Make an exact copy of the lines below.
■ ■ ■
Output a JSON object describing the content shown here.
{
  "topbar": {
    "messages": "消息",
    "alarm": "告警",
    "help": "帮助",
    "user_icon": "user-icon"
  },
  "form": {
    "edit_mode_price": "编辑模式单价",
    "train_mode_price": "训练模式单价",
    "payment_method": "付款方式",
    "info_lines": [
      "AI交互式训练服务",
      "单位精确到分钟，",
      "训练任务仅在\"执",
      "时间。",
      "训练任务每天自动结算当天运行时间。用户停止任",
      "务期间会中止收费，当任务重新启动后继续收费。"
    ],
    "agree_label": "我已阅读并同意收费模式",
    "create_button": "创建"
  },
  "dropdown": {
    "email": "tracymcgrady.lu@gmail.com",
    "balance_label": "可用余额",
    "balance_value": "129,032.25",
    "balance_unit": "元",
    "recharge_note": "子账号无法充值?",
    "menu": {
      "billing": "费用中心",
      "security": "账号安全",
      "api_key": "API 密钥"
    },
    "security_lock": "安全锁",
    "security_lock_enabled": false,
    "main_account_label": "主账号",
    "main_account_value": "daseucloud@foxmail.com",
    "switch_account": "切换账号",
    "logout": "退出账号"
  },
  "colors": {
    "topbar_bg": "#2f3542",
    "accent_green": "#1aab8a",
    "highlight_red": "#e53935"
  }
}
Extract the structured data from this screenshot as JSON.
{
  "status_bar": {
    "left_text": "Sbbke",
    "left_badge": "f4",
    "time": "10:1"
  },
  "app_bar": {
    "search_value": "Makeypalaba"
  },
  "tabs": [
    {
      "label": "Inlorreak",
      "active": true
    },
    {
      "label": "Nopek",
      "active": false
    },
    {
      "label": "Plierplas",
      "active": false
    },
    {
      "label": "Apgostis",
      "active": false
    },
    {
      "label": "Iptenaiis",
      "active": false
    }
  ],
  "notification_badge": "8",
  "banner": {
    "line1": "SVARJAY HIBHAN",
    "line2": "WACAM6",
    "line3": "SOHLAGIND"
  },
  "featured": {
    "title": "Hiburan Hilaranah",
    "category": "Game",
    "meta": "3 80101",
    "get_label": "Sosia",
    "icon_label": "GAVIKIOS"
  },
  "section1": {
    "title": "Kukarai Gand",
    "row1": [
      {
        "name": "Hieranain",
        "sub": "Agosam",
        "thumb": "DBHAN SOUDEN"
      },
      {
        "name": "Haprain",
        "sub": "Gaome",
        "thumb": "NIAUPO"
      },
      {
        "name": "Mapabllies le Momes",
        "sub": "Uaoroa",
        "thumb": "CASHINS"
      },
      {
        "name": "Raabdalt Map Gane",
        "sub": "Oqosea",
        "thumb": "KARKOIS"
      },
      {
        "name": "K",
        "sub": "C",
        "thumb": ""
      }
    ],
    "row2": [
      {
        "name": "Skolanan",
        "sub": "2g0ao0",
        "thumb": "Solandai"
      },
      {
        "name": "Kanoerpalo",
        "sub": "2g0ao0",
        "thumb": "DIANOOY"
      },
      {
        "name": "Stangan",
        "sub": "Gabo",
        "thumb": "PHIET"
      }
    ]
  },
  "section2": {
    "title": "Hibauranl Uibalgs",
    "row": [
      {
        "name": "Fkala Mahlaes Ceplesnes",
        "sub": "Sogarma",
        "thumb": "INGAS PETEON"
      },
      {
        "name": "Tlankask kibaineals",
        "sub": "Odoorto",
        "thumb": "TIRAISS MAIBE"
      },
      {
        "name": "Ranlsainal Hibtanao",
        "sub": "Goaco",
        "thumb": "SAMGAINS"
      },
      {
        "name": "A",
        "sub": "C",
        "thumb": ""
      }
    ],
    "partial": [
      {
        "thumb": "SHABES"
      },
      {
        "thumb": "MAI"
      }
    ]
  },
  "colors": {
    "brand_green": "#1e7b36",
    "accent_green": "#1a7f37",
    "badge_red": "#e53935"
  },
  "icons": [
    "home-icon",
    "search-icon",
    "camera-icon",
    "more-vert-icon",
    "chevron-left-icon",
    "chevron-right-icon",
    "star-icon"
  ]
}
■ ■ ■
**Response to the exercise:**
Output a JSON object describing the content shown here.
{
  "topbar": {
    "messages": "消息",
    "alarm": "告警",
    "help": "帮助",
    "user_icon": "user-icon"
  },
  "form": {
    "edit_mode_price": "编辑模式单价",
    "train_mode_price": "训练模式单价",
    "payment_method": "付款方式",
    "info_lines": [
      "AI交互式训练服务",
      "单位精确到分钟，",
      "训练任务仅在\"执",
      "时间。",
      "训练任务每天自动结算当天运行时间。用户停止任",
      "务期间会中止收费，当任务重新启动后继续收费。"
    ],
    "agree_label": "我已阅读并同意收费模式",
    "create_button": "创建"
  },
  "dropdown": {
    "email": "tracymcgrady.lu@gmail.com",
    "balance_label": "可用余额",
    "balance_value": "129,032.25",
    "balance_unit": "元",
    "recharge_note": "子账号无法充值?",
    "menu": {
      "billing": "费用中心",
      "security": "账号安全",
      "api_key": "API 密钥"
    },
    "security_lock": "安全锁",
    "security_lock_enabled": false,
    "main_account_label": "主账号",
    "main_account_value": "daseucloud@foxmail.com",
    "switch_account": "切换账号",
    "logout": "退出账号"
  },
  "colors": {
    "topbar_bg": "#2f3542",
    "accent_green": "#1aab8a",
    "highlight_red": "#e53935"
  }
}
Extract the structured data from this screenshot as JSON.
{
  "status_bar": {
    "left_text": "Sbbke",
    "left_badge": "f4",
    "time": "10:1"
  },
  "app_bar": {
    "search_value": "Makeypalaba"
  },
  "tabs": [
    {
      "label": "Inlorreak",
      "active": true
    },
    {
      "label": "Nopek",
      "active": false
    },
    {
      "label": "Plierplas",
      "active": false
    },
    {
      "label": "Apgostis",
      "active": false
    },
    {
      "label": "Iptenaiis",
      "active": false
    }
  ],
  "notification_badge": "8",
  "banner": {
    "line1": "SVARJAY HIBHAN",
    "line2": "WACAM6",
    "line3": "SOHLAGIND"
  },
  "featured": {
    "title": "Hiburan Hilaranah",
    "category": "Game",
    "meta": "3 80101",
    "get_label": "Sosia",
    "icon_label": "GAVIKIOS"
  },
  "section1": {
    "title": "Kukarai Gand",
    "row1": [
      {
        "name": "Hieranain",
        "sub": "Agosam",
        "thumb": "DBHAN SOUDEN"
      },
      {
        "name": "Haprain",
        "sub": "Gaome",
        "thumb": "NIAUPO"
      },
      {
        "name": "Mapabllies le Momes",
        "sub": "Uaoroa",
        "thumb": "CASHINS"
      },
      {
        "name": "Raabdalt Map Gane",
        "sub": "Oqosea",
        "thumb": "KARKOIS"
      },
      {
        "name": "K",
        "sub": "C",
        "thumb": ""
      }
    ],
    "row2": [
      {
        "name": "Skolanan",
        "sub": "2g0ao0",
        "thumb": "Solandai"
      },
      {
        "name": "Kanoerpalo",
        "sub": "2g0ao0",
        "thumb": "DIANOOY"
      },
      {
        "name": "Stangan",
        "sub": "Gabo",
        "thumb": "PHIET"
      }
    ]
  },
  "section2": {
    "title": "Hibauranl Uibalgs",
    "row": [
      {
        "name": "Fkala Mahlaes Ceplesnes",
        "sub": "Sogarma",
        "thumb": "INGAS PETEON"
      },
      {
        "name": "Tlankask kibaineals",
        "sub": "Odoorto",
        "thumb": "TIRAISS MAIBE"
      },
      {
        "name": "Ranlsainal Hibtanao",
        "sub": "Goaco",
        "thumb": "SAMGAINS"
      },
      {
        "name": "A",
        "sub": "C",
        "thumb": ""
      }
    ],
    "partial": [
      {
        "thumb": "SHABES"
      },
      {
        "thumb": "MAI"
      }
    ]
  },
  "colors": {
    "brand_green": "#1e7b36",
    "accent_green": "#1a7f37",
    "badge_red": "#e53935"
  },
  "icons": [
    "home-icon",
    "search-icon",
    "camera-icon",
    "more-vert-icon",
    "chevron-left-icon",
    "chevron-right-icon",
    "star-icon"
  ]
}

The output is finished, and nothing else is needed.